→ Written instruction: Find each line with the word "рынка" and copy it.

→ Data listing:
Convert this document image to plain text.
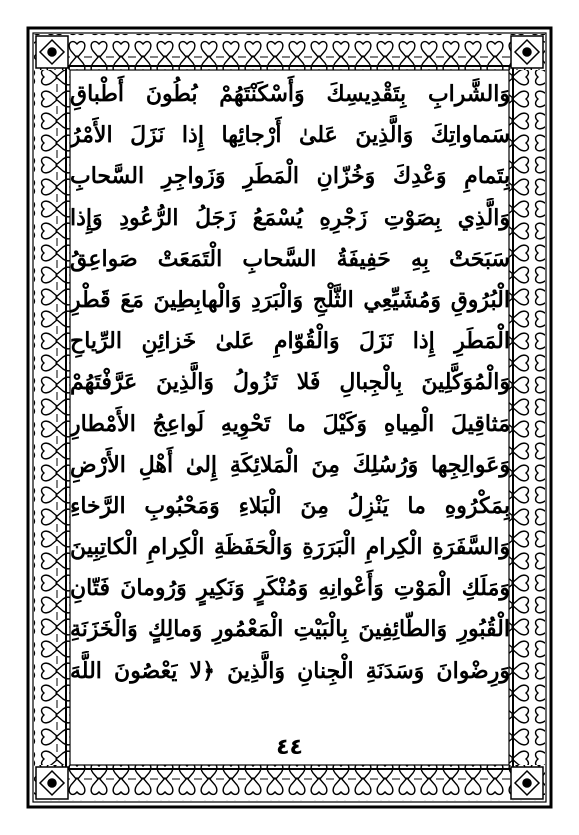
وَالشَّرابِ بِتَقْدِيسِكَ وَأَسْكَنْتَهُمْ بُطُونَ أَطْباقِ
سَماواتِكَ وَالَّذِينَ عَلىٰ أَرْجائِها إِذا نَزَلَ الأَمْرُ
بِتَمامِ وَعْدِكَ وَخُزّانِ الْمَطَرِ وَزَواجِرِ السَّحابِ
وَالَّذِي بِصَوْتِ زَجْرِهِ يُسْمَعُ زَجَلُ الرُّعُودِ وَإِذا
سَبَحَتْ بِهِ حَفِيفَةُ السَّحابِ الْتَمَعَتْ صَواعِقُ
الْبُرُوقِ وَمُشَيِّعِي الثَّلْجِ وَالْبَرَدِ وَالْهابِطِينَ مَعَ قَطْرِ
الْمَطَرِ إِذا نَزَلَ وَالْقُوّامِ عَلىٰ خَزائِنِ الرِّياحِ
وَالْمُوَكَّلِينَ بِالْجِبالِ فَلا تَزُولُ وَالَّذِينَ عَرَّفْتَهُمْ
مَثاقِيلَ الْمِياهِ وَكَيْلَ ما تَحْوِيهِ لَواعِجُ الأَمْطارِ
وَعَوالِجِها وَرُسُلِكَ مِنَ الْمَلائِكَةِ إِلىٰ أَهْلِ الأَرْضِ
بِمَكْرُوهِ ما يَنْزِلُ مِنَ الْبَلاءِ وَمَحْبُوبِ الرَّخاءِ
وَالسَّفَرَةِ الْكِرامِ الْبَرَرَةِ وَالْحَفَظَةِ الْكِرامِ الْكاتِبِينَ
وَمَلَكِ الْمَوْتِ وَأَعْوانِهِ وَمُنْكَرٍ وَنَكِيرٍ وَرُومانَ فَتّانِ
الْقُبُورِ وَالطّائِفِينَ بِالْبَيْتِ الْمَعْمُورِ وَمالِكٍ وَالْخَزَنَةِ
وَرِضْوانَ وَسَدَنَةِ الْجِنانِ وَالَّذِينَ ﴿لا يَعْصُونَ اللَّهَ
٤٤
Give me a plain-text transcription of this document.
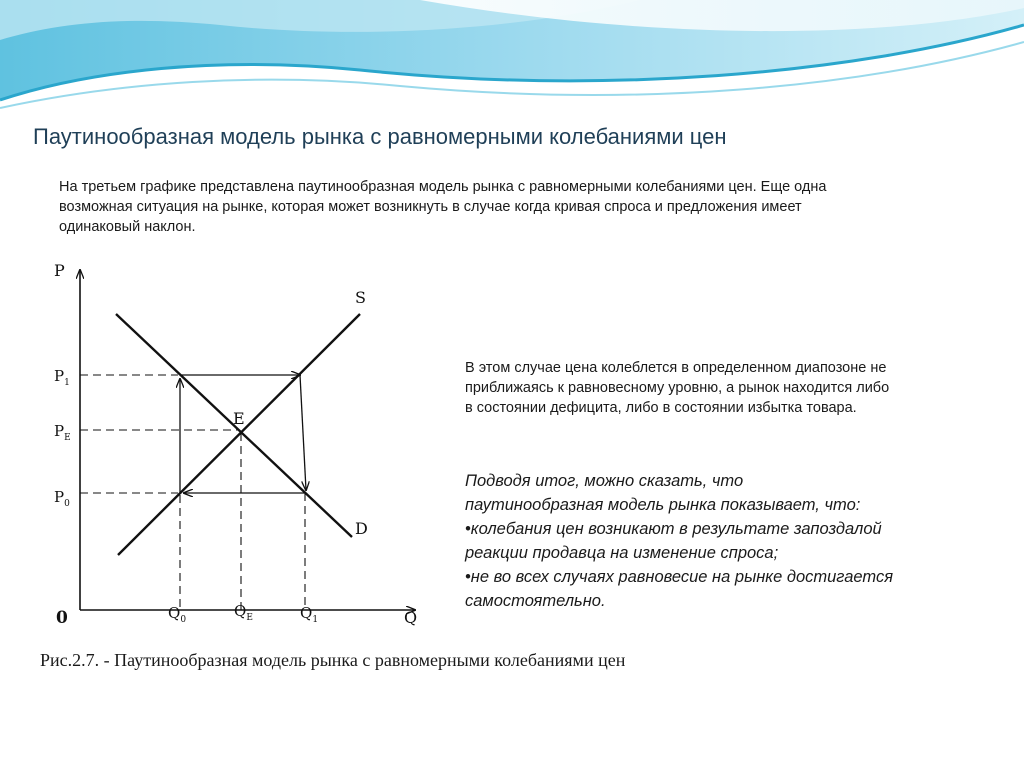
Паутинообразная модель рынка с равномерными колебаниями цен
На третьем графике представлена паутинообразная модель рынка с равномерными колебаниями цен. Еще одна
возможная ситуация на рынке, которая может возникнуть в случае когда кривая спроса и предложения имеет
одинаковый наклон.
P
Q
0
S
D
E
$P_1$
$P_E$
$P_0$
$Q_0$	$Q_E$	$Q_1$
В этом случае цена колеблется в определенном диапозоне не
приближаясь к равновесному уровню, а рынок находится либо
в состоянии дефицита, либо в состоянии избытка товара.
Подводя итог, можно сказать, что
паутинообразная модель рынка показывает, что:
•колебания цен возникают в результате запоздалой
реакции продавца на изменение спроса;
•не во всех случаях равновесие на рынке достигается
самостоятельно.
Рис.2.7. - Паутинообразная модель рынка с равномерными колебаниями цен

→ Exercise response:
Паутинообразная модель рынка с равномерными колебаниями цен
На третьем графике представлена паутинообразная модель рынка с равномерными колебаниями цен. Еще одна
паутинообразная модель рынка показывает, что:
Рис.2.7. - Паутинообразная модель рынка с равномерными колебаниями цен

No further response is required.